§ **What to produce**:
Write out the listing below in full and exactly, leaving out every picture.

§ **Record list**:
** BEGIN **
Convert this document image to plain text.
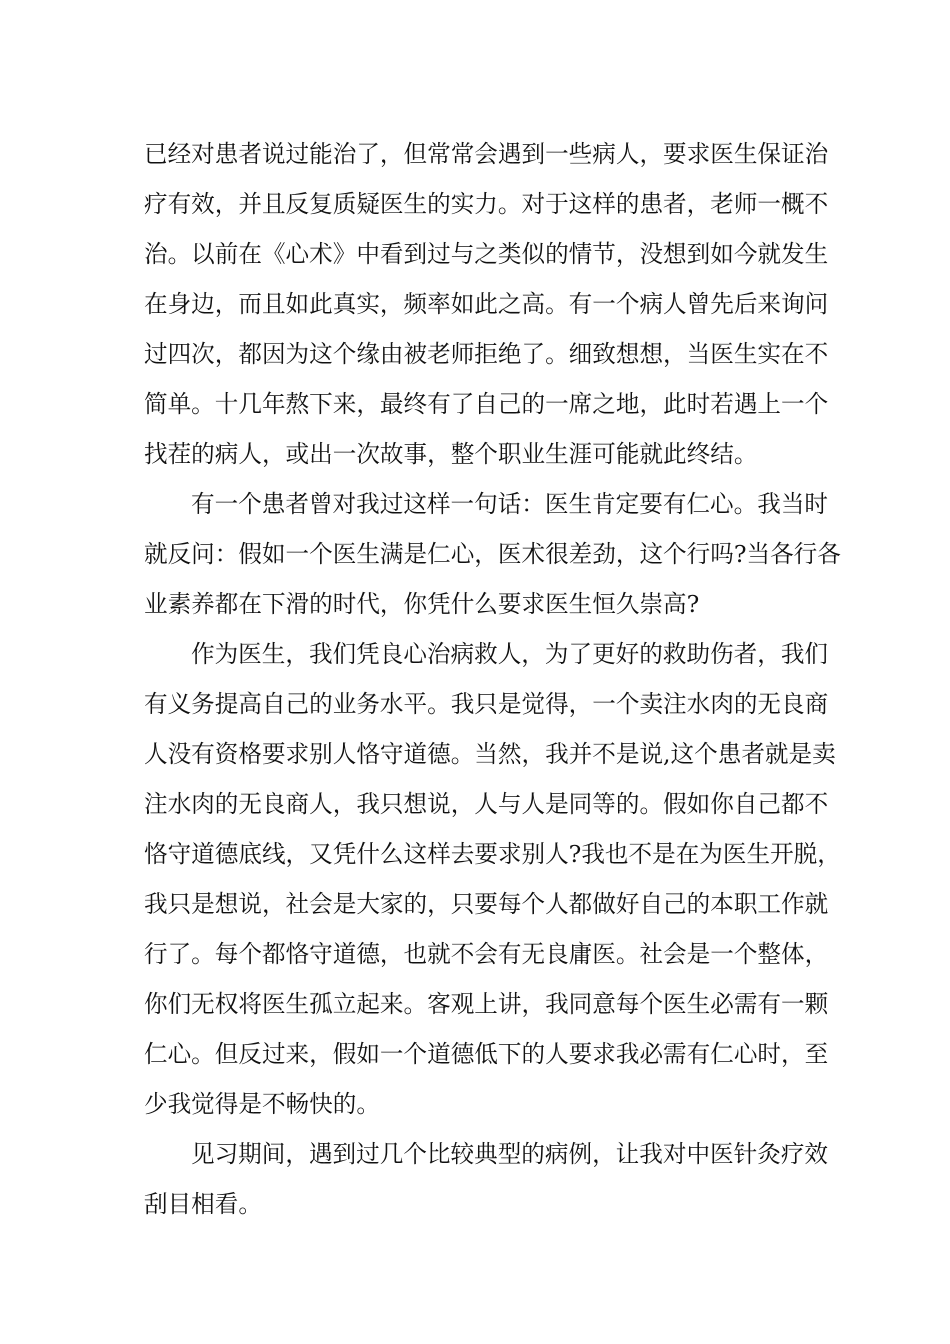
已经对患者说过能治了，但常常会遇到一些病人，要求医生保证治
疗有效，并且反复质疑医生的实力。对于这样的患者，老师一概不
治。以前在《心术》中看到过与之类似的情节，没想到如今就发生
在身边，而且如此真实，频率如此之高。有一个病人曾先后来询问
过四次，都因为这个缘由被老师拒绝了。细致想想，当医生实在不
简单。十几年熬下来，最终有了自己的一席之地，此时若遇上一个
找茬的病人，或出一次故事，整个职业生涯可能就此终结。
有一个患者曾对我过这样一句话：医生肯定要有仁心。我当时
就反问：假如一个医生满是仁心，医术很差劲，这个行吗?当各行各
业素养都在下滑的时代，你凭什么要求医生恒久崇高?
作为医生，我们凭良心治病救人，为了更好的救助伤者，我们
有义务提高自己的业务水平。我只是觉得，一个卖注水肉的无良商
人没有资格要求别人恪守道德。当然，我并不是说,这个患者就是卖
注水肉的无良商人，我只想说，人与人是同等的。假如你自己都不
恪守道德底线，又凭什么这样去要求别人?我也不是在为医生开脱，
我只是想说，社会是大家的，只要每个人都做好自己的本职工作就
行了。每个都恪守道德，也就不会有无良庸医。社会是一个整体，
你们无权将医生孤立起来。客观上讲，我同意每个医生必需有一颗
仁心。但反过来，假如一个道德低下的人要求我必需有仁心时，至
少我觉得是不畅快的。
见习期间，遇到过几个比较典型的病例，让我对中医针灸疗效
刮目相看。
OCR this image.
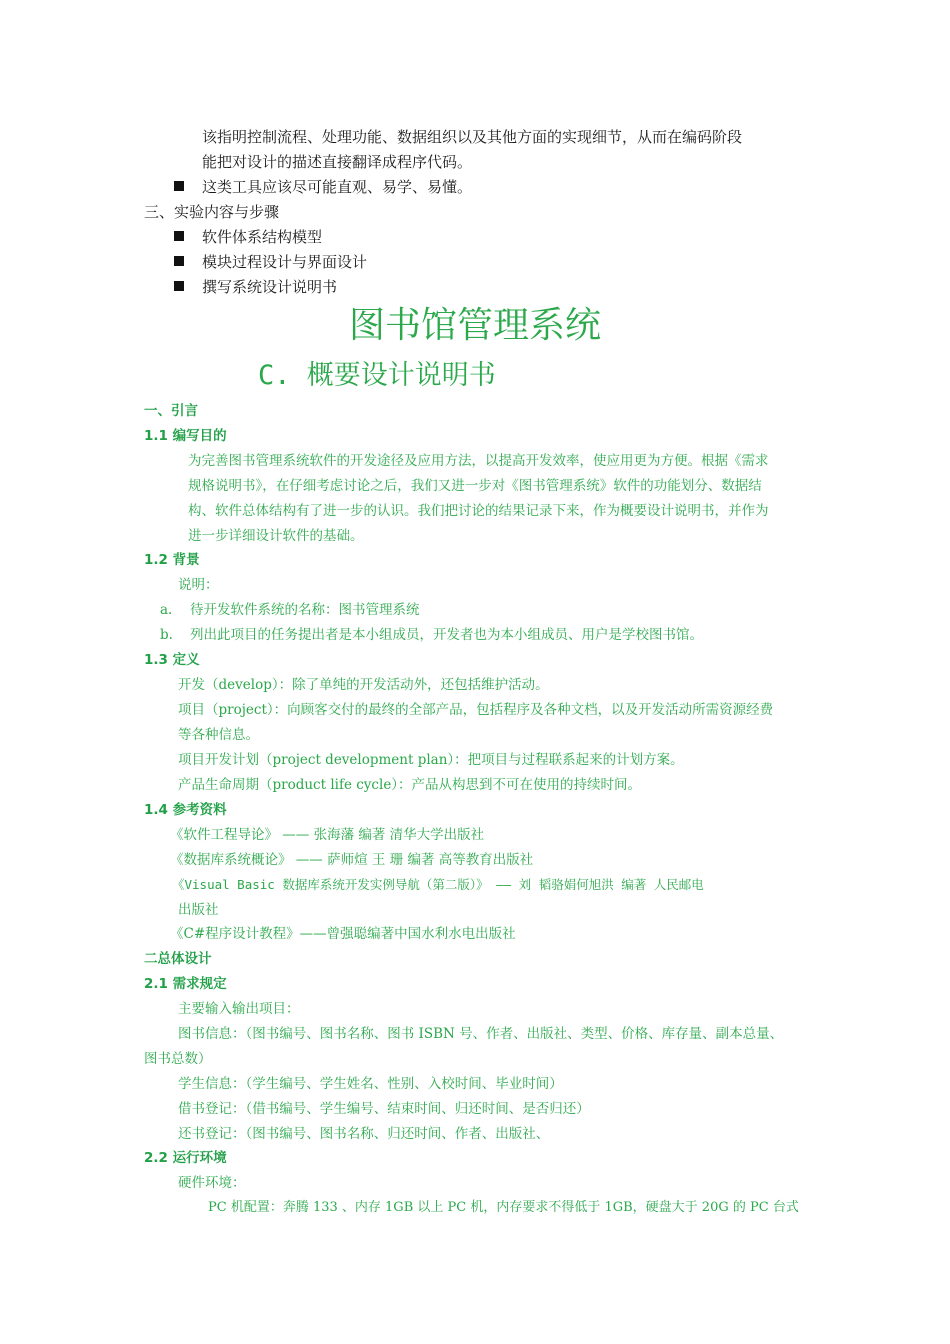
该指明控制流程、处理功能、数据组织以及其他方面的实现细节，从而在编码阶段
能把对设计的描述直接翻译成程序代码。
这类工具应该尽可能直观、易学、易懂。
三、实验内容与步骤
软件体系结构模型
模块过程设计与界面设计
撰写系统设计说明书
图书馆管理系统
C. 概要设计说明书
一、引言
1.1 编写目的
为完善图书管理系统软件的开发途径及应用方法，以提高开发效率，使应用更为方便。根据《需求
规格说明书》，在仔细考虑讨论之后，我们又进一步对《图书管理系统》软件的功能划分、数据结
构、软件总体结构有了进一步的认识。我们把讨论的结果记录下来，作为概要设计说明书，并作为
进一步详细设计软件的基础。
1.2 背景
说明：
a. 待开发软件系统的名称：图书管理系统
b. 列出此项目的任务提出者是本小组成员，开发者也为本小组成员、用户是学校图书馆。
1.3 定义
开发（develop）：除了单纯的开发活动外，还包括维护活动。
项目（project）：向顾客交付的最终的全部产品，包括程序及各种文档，以及开发活动所需资源经费
等各种信息。
项目开发计划（project development plan）：把项目与过程联系起来的计划方案。
产品生命周期（product life cycle）：产品从构思到不可在使用的持续时间。
1.4 参考资料
《软件工程导论》 —— 张海藩 编著 清华大学出版社
《数据库系统概论》 —— 萨师煊 王 珊 编著 高等教育出版社
《Visual Basic 数据库系统开发实例导航（第二版）》 —— 刘 韬骆娟何旭洪 编著 人民邮电
出版社
《C#程序设计教程》——曾强聪编著中国水利水电出版社
二总体设计
2.1 需求规定
主要输入输出项目：
图书信息：（图书编号、图书名称、图书 ISBN 号、作者、出版社、类型、价格、库存量、副本总量、
图书总数）
学生信息：（学生编号、学生姓名、性别、入校时间、毕业时间）
借书登记：（借书编号、学生编号、结束时间、归还时间、是否归还）
还书登记：（图书编号、图书名称、归还时间、作者、出版社、
2.2 运行环境
硬件环境：
PC 机配置：奔腾 133 、内存 1GB 以上 PC 机，内存要求不得低于 1GB，硬盘大于 20G 的 PC 台式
** END **
§ **Answer for the task**:
Convert this document image to plain text.
已经对患者说过能治了，但常常会遇到一些病人，要求医生保证治
疗有效，并且反复质疑医生的实力。对于这样的患者，老师一概不
治。以前在《心术》中看到过与之类似的情节，没想到如今就发生
在身边，而且如此真实，频率如此之高。有一个病人曾先后来询问
过四次，都因为这个缘由被老师拒绝了。细致想想，当医生实在不
简单。十几年熬下来，最终有了自己的一席之地，此时若遇上一个
找茬的病人，或出一次故事，整个职业生涯可能就此终结。
有一个患者曾对我过这样一句话：医生肯定要有仁心。我当时
就反问：假如一个医生满是仁心，医术很差劲，这个行吗?当各行各
业素养都在下滑的时代，你凭什么要求医生恒久崇高?
作为医生，我们凭良心治病救人，为了更好的救助伤者，我们
有义务提高自己的业务水平。我只是觉得，一个卖注水肉的无良商
人没有资格要求别人恪守道德。当然，我并不是说,这个患者就是卖
注水肉的无良商人，我只想说，人与人是同等的。假如你自己都不
恪守道德底线，又凭什么这样去要求别人?我也不是在为医生开脱，
我只是想说，社会是大家的，只要每个人都做好自己的本职工作就
行了。每个都恪守道德，也就不会有无良庸医。社会是一个整体，
你们无权将医生孤立起来。客观上讲，我同意每个医生必需有一颗
仁心。但反过来，假如一个道德低下的人要求我必需有仁心时，至
少我觉得是不畅快的。
见习期间，遇到过几个比较典型的病例，让我对中医针灸疗效
刮目相看。
OCR this image.
该指明控制流程、处理功能、数据组织以及其他方面的实现细节，从而在编码阶段
能把对设计的描述直接翻译成程序代码。
这类工具应该尽可能直观、易学、易懂。
三、实验内容与步骤
软件体系结构模型
模块过程设计与界面设计
撰写系统设计说明书
图书馆管理系统
C. 概要设计说明书
一、引言
1.1 编写目的
为完善图书管理系统软件的开发途径及应用方法，以提高开发效率，使应用更为方便。根据《需求
规格说明书》，在仔细考虑讨论之后，我们又进一步对《图书管理系统》软件的功能划分、数据结
构、软件总体结构有了进一步的认识。我们把讨论的结果记录下来，作为概要设计说明书，并作为
进一步详细设计软件的基础。
1.2 背景
说明：
a. 待开发软件系统的名称：图书管理系统
b. 列出此项目的任务提出者是本小组成员，开发者也为本小组成员、用户是学校图书馆。
1.3 定义
开发（develop）：除了单纯的开发活动外，还包括维护活动。
项目（project）：向顾客交付的最终的全部产品，包括程序及各种文档，以及开发活动所需资源经费
等各种信息。
项目开发计划（project development plan）：把项目与过程联系起来的计划方案。
产品生命周期（product life cycle）：产品从构思到不可在使用的持续时间。
1.4 参考资料
《软件工程导论》 —— 张海藩 编著 清华大学出版社
《数据库系统概论》 —— 萨师煊 王 珊 编著 高等教育出版社
《Visual Basic 数据库系统开发实例导航（第二版）》 —— 刘 韬骆娟何旭洪 编著 人民邮电
出版社
《C#程序设计教程》——曾强聪编著中国水利水电出版社
二总体设计
2.1 需求规定
主要输入输出项目：
图书信息：（图书编号、图书名称、图书 ISBN 号、作者、出版社、类型、价格、库存量、副本总量、
图书总数）
学生信息：（学生编号、学生姓名、性别、入校时间、毕业时间）
借书登记：（借书编号、学生编号、结束时间、归还时间、是否归还）
还书登记：（图书编号、图书名称、归还时间、作者、出版社、
2.2 运行环境
硬件环境：
PC 机配置：奔腾 133 、内存 1GB 以上 PC 机，内存要求不得低于 1GB，硬盘大于 20G 的 PC 台式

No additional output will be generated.